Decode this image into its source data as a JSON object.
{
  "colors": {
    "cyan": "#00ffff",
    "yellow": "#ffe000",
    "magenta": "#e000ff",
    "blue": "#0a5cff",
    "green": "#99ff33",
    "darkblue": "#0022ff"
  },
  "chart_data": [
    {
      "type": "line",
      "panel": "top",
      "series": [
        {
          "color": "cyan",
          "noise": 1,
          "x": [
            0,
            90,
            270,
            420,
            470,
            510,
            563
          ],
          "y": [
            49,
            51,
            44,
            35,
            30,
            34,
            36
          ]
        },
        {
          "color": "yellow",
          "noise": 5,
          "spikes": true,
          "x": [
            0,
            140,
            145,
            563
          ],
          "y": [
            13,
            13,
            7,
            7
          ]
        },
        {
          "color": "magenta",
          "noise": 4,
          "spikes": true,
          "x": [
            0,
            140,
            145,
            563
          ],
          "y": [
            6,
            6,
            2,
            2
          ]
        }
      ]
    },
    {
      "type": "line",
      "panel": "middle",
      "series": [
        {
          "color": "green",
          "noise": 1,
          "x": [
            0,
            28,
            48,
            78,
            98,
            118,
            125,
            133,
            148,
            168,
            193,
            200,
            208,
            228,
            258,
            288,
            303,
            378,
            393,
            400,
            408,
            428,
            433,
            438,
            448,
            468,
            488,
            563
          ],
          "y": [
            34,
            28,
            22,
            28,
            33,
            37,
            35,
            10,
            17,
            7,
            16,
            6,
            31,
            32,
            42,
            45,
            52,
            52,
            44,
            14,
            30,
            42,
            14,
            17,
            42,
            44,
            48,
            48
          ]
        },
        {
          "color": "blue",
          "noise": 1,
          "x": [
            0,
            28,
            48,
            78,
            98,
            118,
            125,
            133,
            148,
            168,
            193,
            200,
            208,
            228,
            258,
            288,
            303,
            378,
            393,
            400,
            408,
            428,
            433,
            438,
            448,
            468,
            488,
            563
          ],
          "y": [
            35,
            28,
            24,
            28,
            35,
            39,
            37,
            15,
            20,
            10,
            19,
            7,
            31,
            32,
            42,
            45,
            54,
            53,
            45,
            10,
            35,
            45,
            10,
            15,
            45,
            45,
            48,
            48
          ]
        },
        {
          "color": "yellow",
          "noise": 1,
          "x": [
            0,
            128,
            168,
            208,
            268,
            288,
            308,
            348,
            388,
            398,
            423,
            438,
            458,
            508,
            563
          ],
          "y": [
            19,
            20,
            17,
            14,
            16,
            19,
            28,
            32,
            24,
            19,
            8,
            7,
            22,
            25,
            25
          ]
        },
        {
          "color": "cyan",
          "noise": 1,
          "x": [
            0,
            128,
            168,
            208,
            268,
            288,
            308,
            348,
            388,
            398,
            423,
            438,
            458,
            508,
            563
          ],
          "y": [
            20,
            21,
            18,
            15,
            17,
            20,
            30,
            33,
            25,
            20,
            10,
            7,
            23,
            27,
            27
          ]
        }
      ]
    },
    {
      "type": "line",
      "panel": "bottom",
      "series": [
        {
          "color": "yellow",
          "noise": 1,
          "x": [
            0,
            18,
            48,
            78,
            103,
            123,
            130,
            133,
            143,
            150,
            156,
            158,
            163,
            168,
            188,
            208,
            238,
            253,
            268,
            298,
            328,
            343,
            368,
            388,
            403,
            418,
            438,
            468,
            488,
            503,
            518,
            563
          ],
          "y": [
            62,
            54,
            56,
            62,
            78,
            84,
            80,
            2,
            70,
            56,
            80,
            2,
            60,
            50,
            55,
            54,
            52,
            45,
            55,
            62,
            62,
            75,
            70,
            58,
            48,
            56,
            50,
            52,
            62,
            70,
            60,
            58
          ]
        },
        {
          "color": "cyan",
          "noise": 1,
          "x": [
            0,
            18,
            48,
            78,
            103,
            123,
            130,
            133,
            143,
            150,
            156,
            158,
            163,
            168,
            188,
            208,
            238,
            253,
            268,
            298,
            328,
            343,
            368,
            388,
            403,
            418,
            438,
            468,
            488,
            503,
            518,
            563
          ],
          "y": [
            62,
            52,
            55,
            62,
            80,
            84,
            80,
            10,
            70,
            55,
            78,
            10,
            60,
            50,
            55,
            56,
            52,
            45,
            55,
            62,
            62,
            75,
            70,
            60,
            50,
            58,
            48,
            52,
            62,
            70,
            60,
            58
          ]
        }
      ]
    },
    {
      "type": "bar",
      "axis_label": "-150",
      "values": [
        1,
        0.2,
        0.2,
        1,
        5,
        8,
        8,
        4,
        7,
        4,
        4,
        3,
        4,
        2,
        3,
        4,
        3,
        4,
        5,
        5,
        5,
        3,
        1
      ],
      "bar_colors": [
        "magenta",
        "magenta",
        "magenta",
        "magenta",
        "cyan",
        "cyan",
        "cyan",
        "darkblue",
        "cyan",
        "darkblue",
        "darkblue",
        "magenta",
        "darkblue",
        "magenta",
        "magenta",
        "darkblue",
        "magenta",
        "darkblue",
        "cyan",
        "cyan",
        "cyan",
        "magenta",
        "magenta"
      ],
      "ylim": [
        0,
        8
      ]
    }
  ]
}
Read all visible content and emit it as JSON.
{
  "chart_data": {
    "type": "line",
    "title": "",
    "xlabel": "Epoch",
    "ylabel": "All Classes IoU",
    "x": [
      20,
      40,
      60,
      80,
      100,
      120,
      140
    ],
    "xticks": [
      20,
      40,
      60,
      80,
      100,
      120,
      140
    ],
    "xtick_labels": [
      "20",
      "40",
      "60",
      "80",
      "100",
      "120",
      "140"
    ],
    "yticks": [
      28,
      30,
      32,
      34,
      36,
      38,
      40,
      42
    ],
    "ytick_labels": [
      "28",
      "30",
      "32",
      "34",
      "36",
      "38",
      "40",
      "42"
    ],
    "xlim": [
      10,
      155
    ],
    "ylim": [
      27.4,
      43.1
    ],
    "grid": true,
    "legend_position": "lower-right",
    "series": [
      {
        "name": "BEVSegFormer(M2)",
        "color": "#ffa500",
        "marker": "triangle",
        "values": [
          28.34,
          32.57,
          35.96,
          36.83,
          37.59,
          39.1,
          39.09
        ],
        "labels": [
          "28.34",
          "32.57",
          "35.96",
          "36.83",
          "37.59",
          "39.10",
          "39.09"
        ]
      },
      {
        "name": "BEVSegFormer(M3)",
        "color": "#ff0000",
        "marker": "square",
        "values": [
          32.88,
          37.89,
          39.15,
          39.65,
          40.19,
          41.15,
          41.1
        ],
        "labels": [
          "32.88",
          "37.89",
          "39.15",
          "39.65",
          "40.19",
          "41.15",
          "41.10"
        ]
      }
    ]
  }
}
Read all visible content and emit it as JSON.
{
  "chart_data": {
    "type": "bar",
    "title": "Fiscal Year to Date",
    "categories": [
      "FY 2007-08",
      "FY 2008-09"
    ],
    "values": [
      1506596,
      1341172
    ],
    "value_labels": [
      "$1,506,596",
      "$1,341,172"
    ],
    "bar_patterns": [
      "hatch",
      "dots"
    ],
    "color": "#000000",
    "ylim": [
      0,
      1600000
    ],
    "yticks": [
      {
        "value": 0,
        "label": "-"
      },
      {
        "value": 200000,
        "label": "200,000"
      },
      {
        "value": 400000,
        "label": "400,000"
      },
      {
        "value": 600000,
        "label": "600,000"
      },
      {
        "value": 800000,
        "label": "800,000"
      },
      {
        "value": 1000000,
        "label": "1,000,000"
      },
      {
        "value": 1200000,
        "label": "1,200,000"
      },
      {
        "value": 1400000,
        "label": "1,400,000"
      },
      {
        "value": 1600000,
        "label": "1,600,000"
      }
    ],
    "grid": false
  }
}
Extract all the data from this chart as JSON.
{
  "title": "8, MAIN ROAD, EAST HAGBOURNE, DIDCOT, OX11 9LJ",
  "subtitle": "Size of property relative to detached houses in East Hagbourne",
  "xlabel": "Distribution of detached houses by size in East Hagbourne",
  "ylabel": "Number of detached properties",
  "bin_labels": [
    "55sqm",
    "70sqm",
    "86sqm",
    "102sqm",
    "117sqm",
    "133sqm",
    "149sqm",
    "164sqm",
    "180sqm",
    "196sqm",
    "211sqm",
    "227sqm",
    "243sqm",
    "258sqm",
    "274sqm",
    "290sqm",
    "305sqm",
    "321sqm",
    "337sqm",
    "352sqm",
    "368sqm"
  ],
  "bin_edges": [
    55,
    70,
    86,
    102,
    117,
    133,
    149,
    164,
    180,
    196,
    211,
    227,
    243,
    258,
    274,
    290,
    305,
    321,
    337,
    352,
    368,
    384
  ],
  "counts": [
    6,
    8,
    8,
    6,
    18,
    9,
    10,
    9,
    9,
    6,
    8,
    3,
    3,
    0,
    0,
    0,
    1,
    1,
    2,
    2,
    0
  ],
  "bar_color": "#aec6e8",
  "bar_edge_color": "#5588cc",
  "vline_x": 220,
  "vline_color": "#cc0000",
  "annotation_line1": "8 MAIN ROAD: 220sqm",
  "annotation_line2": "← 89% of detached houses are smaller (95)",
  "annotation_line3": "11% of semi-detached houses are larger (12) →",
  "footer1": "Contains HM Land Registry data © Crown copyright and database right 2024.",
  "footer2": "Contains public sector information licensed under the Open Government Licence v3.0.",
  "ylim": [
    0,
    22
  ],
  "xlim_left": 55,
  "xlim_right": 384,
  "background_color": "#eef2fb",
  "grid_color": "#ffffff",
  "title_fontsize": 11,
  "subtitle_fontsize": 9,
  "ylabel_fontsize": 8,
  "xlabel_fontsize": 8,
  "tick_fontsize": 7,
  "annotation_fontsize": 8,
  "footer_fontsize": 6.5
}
════════════════
* _Exercise goal_
Determine how many lines of the records above contain the word "houses", and report only that number.

* _The completed task_
4